Given instruction » Locate and copy all lines bearing the word "chủng".

Data provided »
>>>

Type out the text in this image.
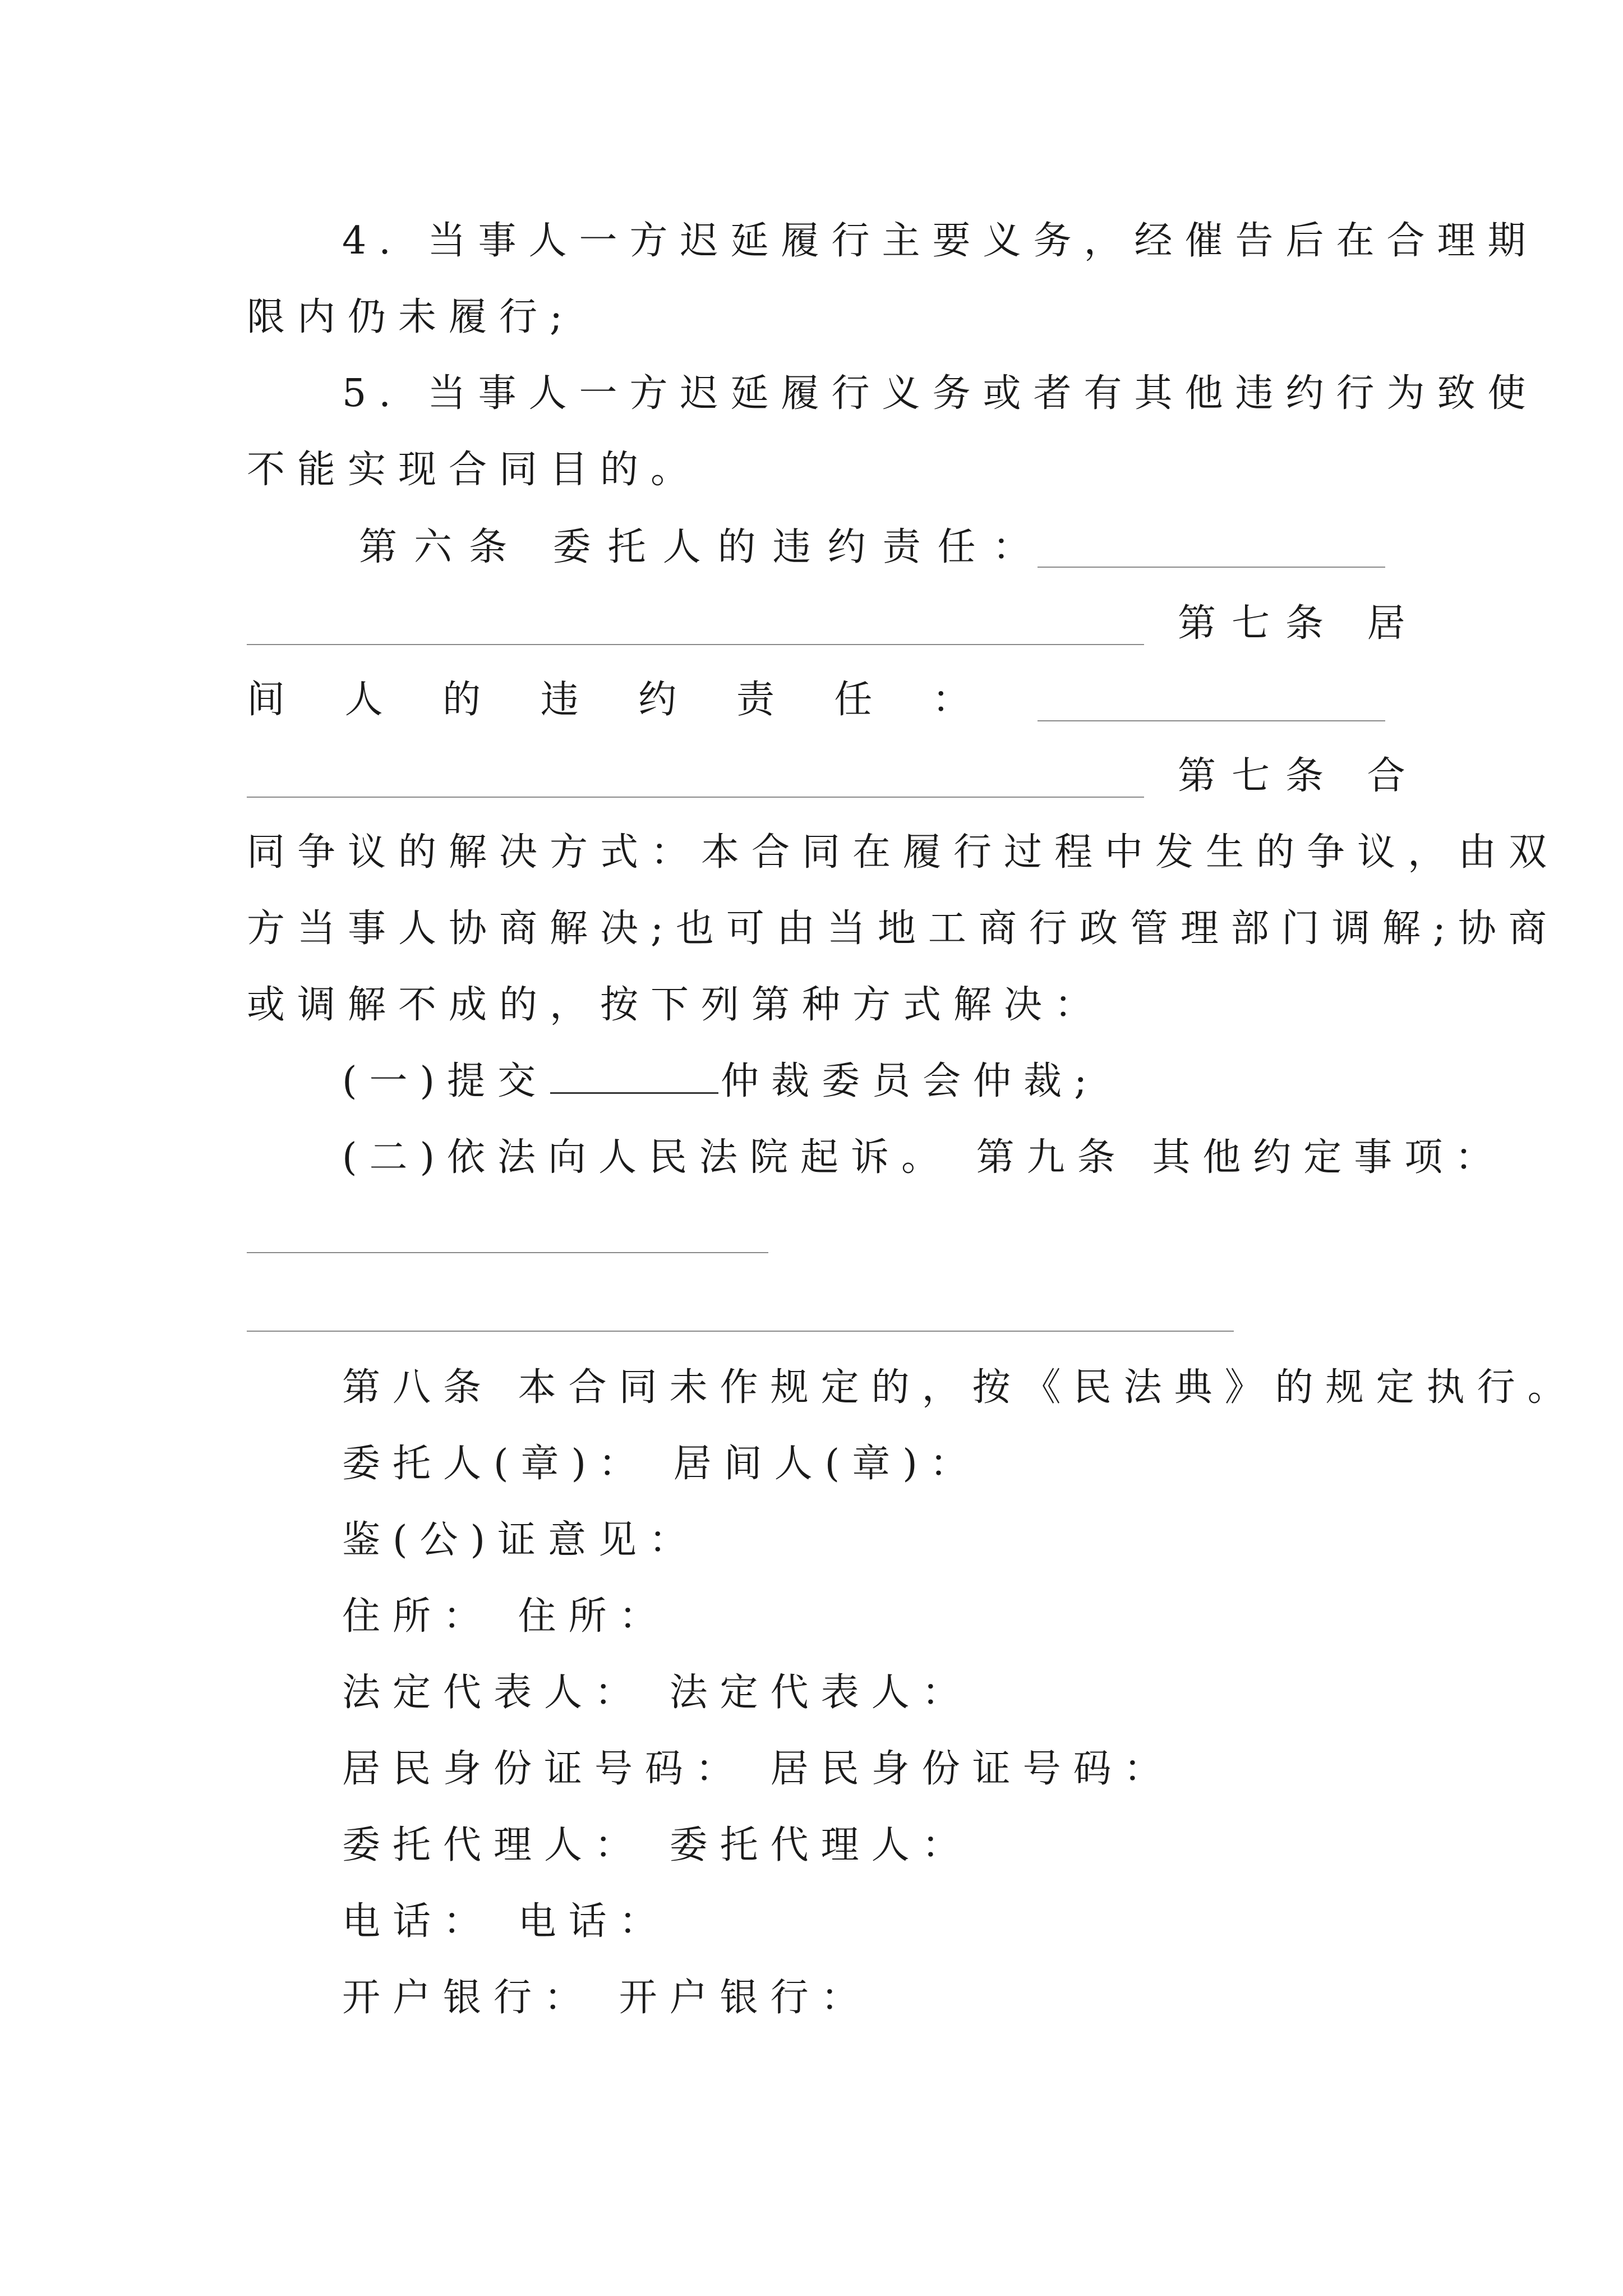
4. 当事人一方迟延履行主要义务，经催告后在合理期

限内仍未履行;

5. 当事人一方迟延履行义务或者有其他违约行为致使

不能实现合同目的。

第六条 委托人的违约责任：

第七条 居

间 人 的 违 约 责 任 ：

第七条 合

同争议的解决方式：本合同在履行过程中发生的争议，由双

方当事人协商解决;也可由当地工商行政管理部门调解;协商

或调解不成的，按下列第种方式解决：

(一)提交	仲裁委员会仲裁;

(二)依法向人民法院起诉。 第九条 其他约定事项：

第八条 本合同未作规定的，按《民法典》的规定执行。

委托人(章)： 居间人(章)：

鉴(公)证意见：

住所： 住所：

法定代表人： 法定代表人：

居民身份证号码： 居民身份证号码：

委托代理人： 委托代理人：

电话： 电话：

开户银行： 开户银行：
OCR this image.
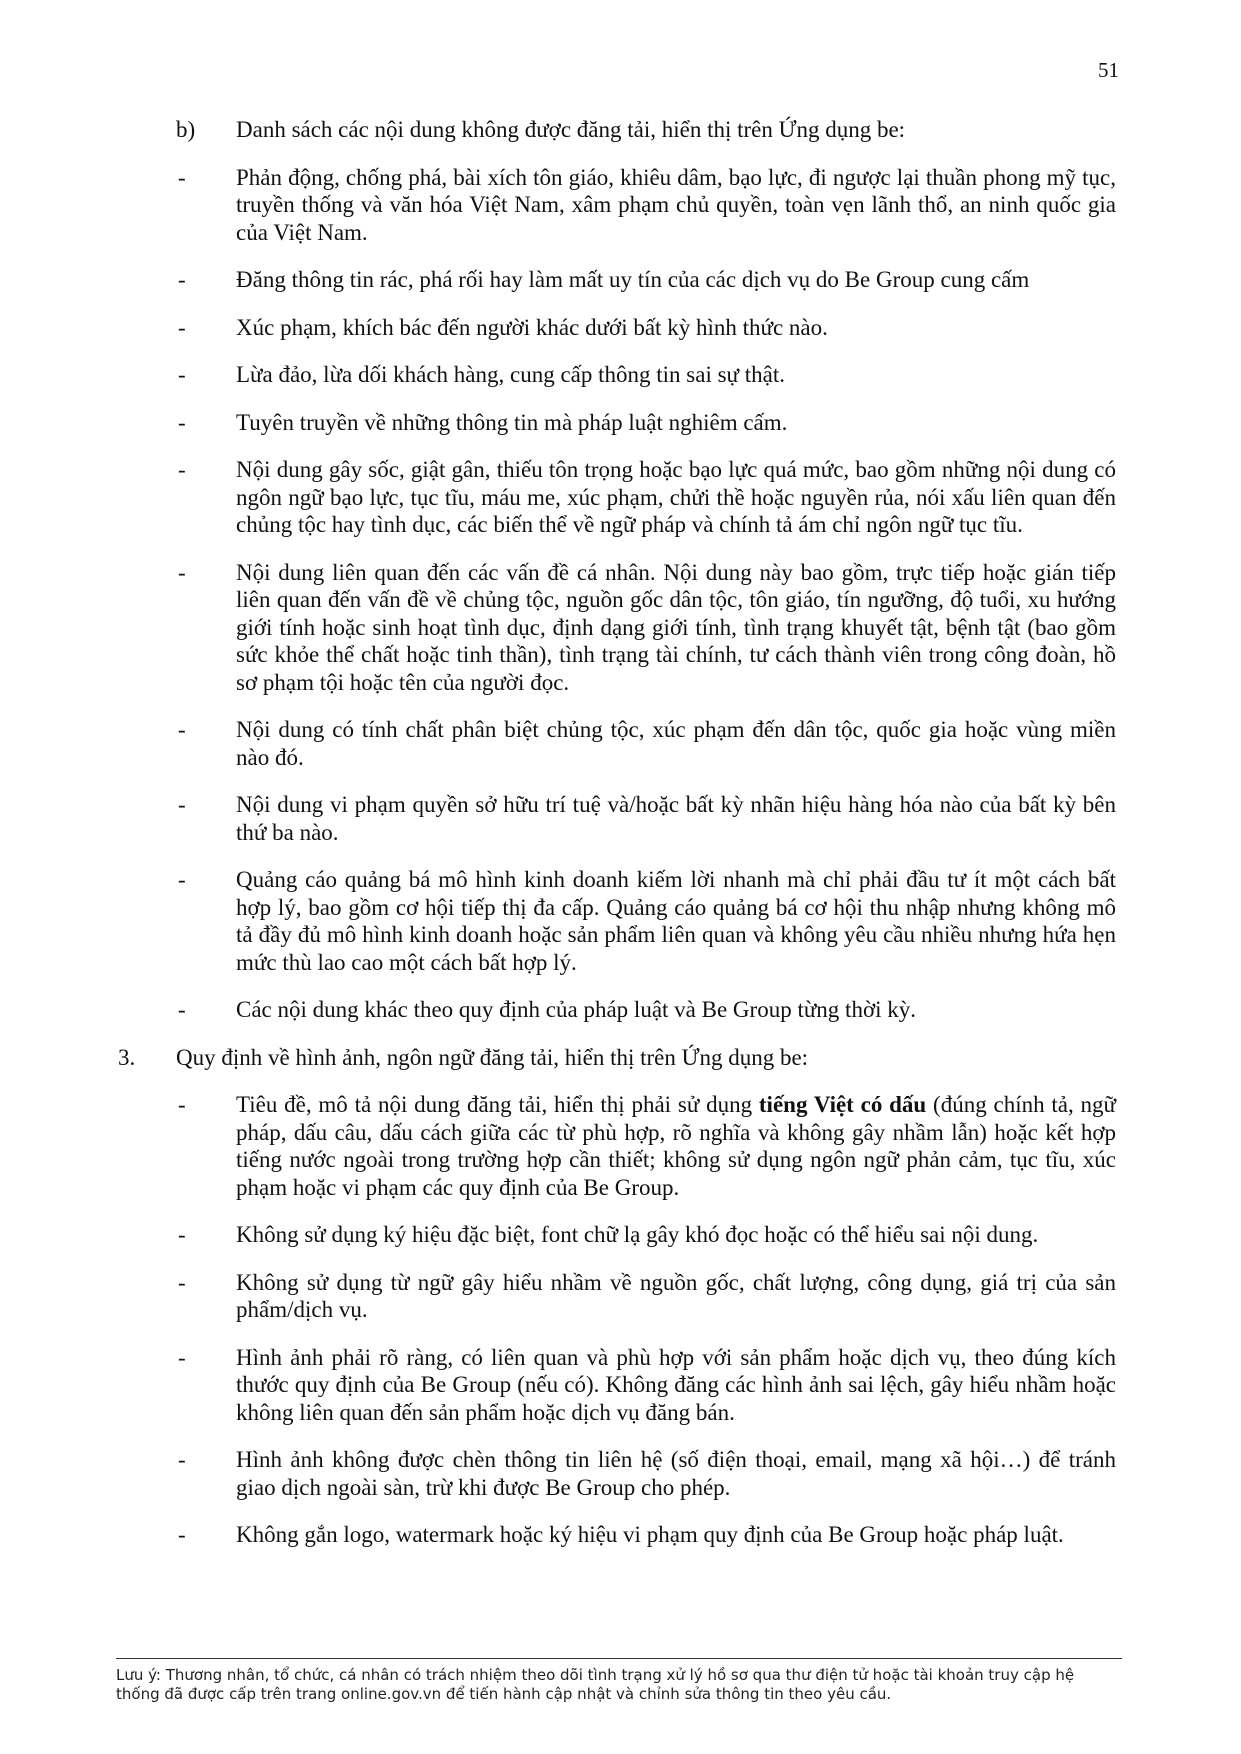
51
b) Danh sách các nội dung không được đăng tải, hiển thị trên Ứng dụng be:
- Phản động, chống phá, bài xích tôn giáo, khiêu dâm, bạo lực, đi ngược lại thuần phong mỹ tục, truyền thống và văn hóa Việt Nam, xâm phạm chủ quyền, toàn vẹn lãnh thổ, an ninh quốc gia của Việt Nam.
- Đăng thông tin rác, phá rối hay làm mất uy tín của các dịch vụ do Be Group cung cấm
- Xúc phạm, khích bác đến người khác dưới bất kỳ hình thức nào.
- Lừa đảo, lừa dối khách hàng, cung cấp thông tin sai sự thật.
- Tuyên truyền về những thông tin mà pháp luật nghiêm cấm.
- Nội dung gây sốc, giật gân, thiếu tôn trọng hoặc bạo lực quá mức, bao gồm những nội dung có ngôn ngữ bạo lực, tục tĩu, máu me, xúc phạm, chửi thề hoặc nguyền rủa, nói xấu liên quan đến chủng tộc hay tình dục, các biến thể về ngữ pháp và chính tả ám chỉ ngôn ngữ tục tĩu.
- Nội dung liên quan đến các vấn đề cá nhân. Nội dung này bao gồm, trực tiếp hoặc gián tiếp liên quan đến vấn đề về chủng tộc, nguồn gốc dân tộc, tôn giáo, tín ngưỡng, độ tuổi, xu hướng giới tính hoặc sinh hoạt tình dục, định dạng giới tính, tình trạng khuyết tật, bệnh tật (bao gồm sức khỏe thể chất hoặc tinh thần), tình trạng tài chính, tư cách thành viên trong công đoàn, hồ sơ phạm tội hoặc tên của người đọc.
- Nội dung có tính chất phân biệt chủng tộc, xúc phạm đến dân tộc, quốc gia hoặc vùng miền nào đó.
- Nội dung vi phạm quyền sở hữu trí tuệ và/hoặc bất kỳ nhãn hiệu hàng hóa nào của bất kỳ bên thứ ba nào.
- Quảng cáo quảng bá mô hình kinh doanh kiếm lời nhanh mà chỉ phải đầu tư ít một cách bất hợp lý, bao gồm cơ hội tiếp thị đa cấp. Quảng cáo quảng bá cơ hội thu nhập nhưng không mô tả đầy đủ mô hình kinh doanh hoặc sản phẩm liên quan và không yêu cầu nhiều nhưng hứa hẹn mức thù lao cao một cách bất hợp lý.
- Các nội dung khác theo quy định của pháp luật và Be Group từng thời kỳ.
3. Quy định về hình ảnh, ngôn ngữ đăng tải, hiển thị trên Ứng dụng be:
- Tiêu đề, mô tả nội dung đăng tải, hiển thị phải sử dụng tiếng Việt có dấu (đúng chính tả, ngữ pháp, dấu câu, dấu cách giữa các từ phù hợp, rõ nghĩa và không gây nhầm lẫn) hoặc kết hợp tiếng nước ngoài trong trường hợp cần thiết; không sử dụng ngôn ngữ phản cảm, tục tĩu, xúc phạm hoặc vi phạm các quy định của Be Group.
- Không sử dụng ký hiệu đặc biệt, font chữ lạ gây khó đọc hoặc có thể hiểu sai nội dung.
- Không sử dụng từ ngữ gây hiểu nhầm về nguồn gốc, chất lượng, công dụng, giá trị của sản phẩm/dịch vụ.
- Hình ảnh phải rõ ràng, có liên quan và phù hợp với sản phẩm hoặc dịch vụ, theo đúng kích thước quy định của Be Group (nếu có). Không đăng các hình ảnh sai lệch, gây hiểu nhầm hoặc không liên quan đến sản phẩm hoặc dịch vụ đăng bán.
- Hình ảnh không được chèn thông tin liên hệ (số điện thoại, email, mạng xã hội…) để tránh giao dịch ngoài sàn, trừ khi được Be Group cho phép.
- Không gắn logo, watermark hoặc ký hiệu vi phạm quy định của Be Group hoặc pháp luật.
Lưu ý: Thương nhân, tổ chức, cá nhân có trách nhiệm theo dõi tình trạng xử lý hồ sơ qua thư điện tử hoặc tài khoản truy cập hệ thống đã được cấp trên trang online.gov.vn để tiến hành cập nhật và chỉnh sửa thông tin theo yêu cầu.
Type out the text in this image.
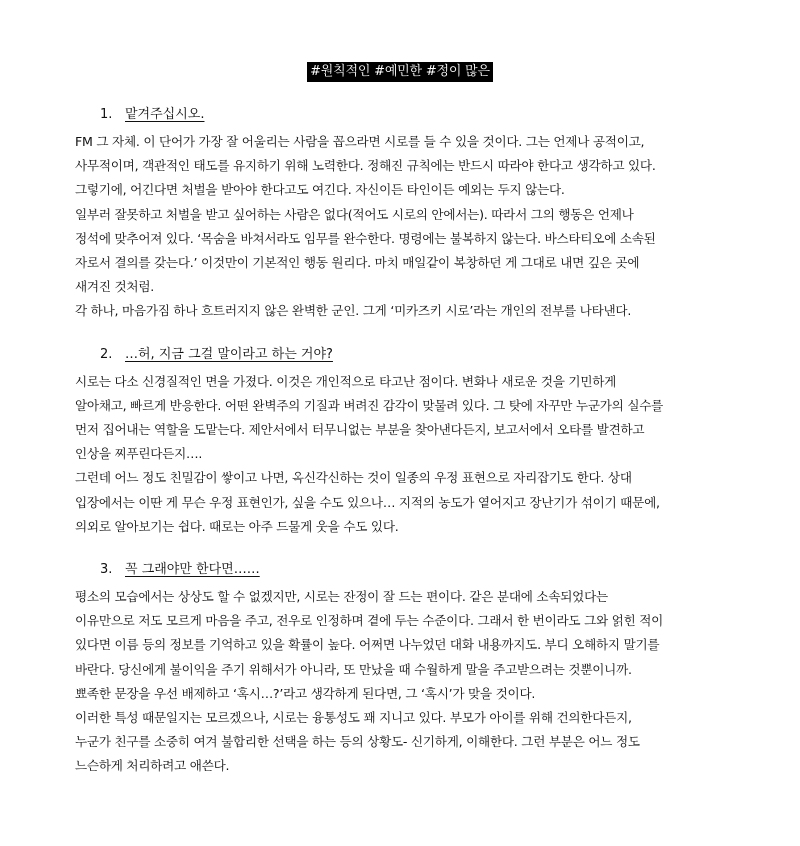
#원칙적인 #예민한 #정이 많은
1. 맡겨주십시오.
FM 그 자체. 이 단어가 가장 잘 어울리는 사람을 꼽으라면 시로를 들 수 있을 것이다. 그는 언제나 공적이고,
사무적이며, 객관적인 태도를 유지하기 위해 노력한다. 정해진 규칙에는 반드시 따라야 한다고 생각하고 있다.
그렇기에, 어긴다면 처벌을 받아야 한다고도 여긴다. 자신이든 타인이든 예외는 두지 않는다.
일부러 잘못하고 처벌을 받고 싶어하는 사람은 없다(적어도 시로의 안에서는). 따라서 그의 행동은 언제나
정석에 맞추어져 있다. ‘목숨을 바쳐서라도 임무를 완수한다. 명령에는 불복하지 않는다. 바스타티오에 소속된
자로서 결의를 갖는다.’ 이것만이 기본적인 행동 원리다. 마치 매일같이 복창하던 게 그대로 내면 깊은 곳에
새겨진 것처럼.
각 하나, 마음가짐 하나 흐트러지지 않은 완벽한 군인. 그게 ‘미카즈키 시로’라는 개인의 전부를 나타낸다.
2. …허, 지금 그걸 말이라고 하는 거야?
시로는 다소 신경질적인 면을 가졌다. 이것은 개인적으로 타고난 점이다. 변화나 새로운 것을 기민하게
알아채고, 빠르게 반응한다. 어떤 완벽주의 기질과 벼려진 감각이 맞물려 있다. 그 탓에 자꾸만 누군가의 실수를
먼저 집어내는 역할을 도맡는다. 제안서에서 터무니없는 부분을 찾아낸다든지, 보고서에서 오타를 발견하고
인상을 찌푸린다든지….
그런데 어느 정도 친밀감이 쌓이고 나면, 옥신각신하는 것이 일종의 우정 표현으로 자리잡기도 한다. 상대
입장에서는 이딴 게 무슨 우정 표현인가, 싶을 수도 있으나… 지적의 농도가 옅어지고 장난기가 섞이기 때문에,
의외로 알아보기는 쉽다. 때로는 아주 드물게 웃을 수도 있다.
3. 꼭 그래야만 한다면……
평소의 모습에서는 상상도 할 수 없겠지만, 시로는 잔정이 잘 드는 편이다. 같은 분대에 소속되었다는
이유만으로 저도 모르게 마음을 주고, 전우로 인정하며 곁에 두는 수준이다. 그래서 한 번이라도 그와 얽힌 적이
있다면 이름 등의 정보를 기억하고 있을 확률이 높다. 어쩌면 나누었던 대화 내용까지도. 부디 오해하지 말기를
바란다. 당신에게 불이익을 주기 위해서가 아니라, 또 만났을 때 수월하게 말을 주고받으려는 것뿐이니까.
뾰족한 문장을 우선 배제하고 ‘혹시…?’라고 생각하게 된다면, 그 ‘혹시’가 맞을 것이다.
이러한 특성 때문일지는 모르겠으나, 시로는 융통성도 꽤 지니고 있다. 부모가 아이를 위해 건의한다든지,
누군가 친구를 소중히 여겨 불합리한 선택을 하는 등의 상황도- 신기하게, 이해한다. 그런 부분은 어느 정도
느슨하게 처리하려고 애쓴다.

<<<

Full output »
- Nội dung gây sốc, giật gân, thiếu tôn trọng hoặc bạo lực quá mức, bao gồm những nội dung có ngôn ngữ bạo lực, tục tĩu, máu me, xúc phạm, chửi thề hoặc nguyền rủa, nói xấu liên quan đến chủng tộc hay tình dục, các biến thể về ngữ pháp và chính tả ám chỉ ngôn ngữ tục tĩu.
- Nội dung liên quan đến các vấn đề cá nhân. Nội dung này bao gồm, trực tiếp hoặc gián tiếp liên quan đến vấn đề về chủng tộc, nguồn gốc dân tộc, tôn giáo, tín ngưỡng, độ tuổi, xu hướng giới tính hoặc sinh hoạt tình dục, định dạng giới tính, tình trạng khuyết tật, bệnh tật (bao gồm sức khỏe thể chất hoặc tinh thần), tình trạng tài chính, tư cách thành viên trong công đoàn, hồ sơ phạm tội hoặc tên của người đọc.
- Nội dung có tính chất phân biệt chủng tộc, xúc phạm đến dân tộc, quốc gia hoặc vùng miền nào đó.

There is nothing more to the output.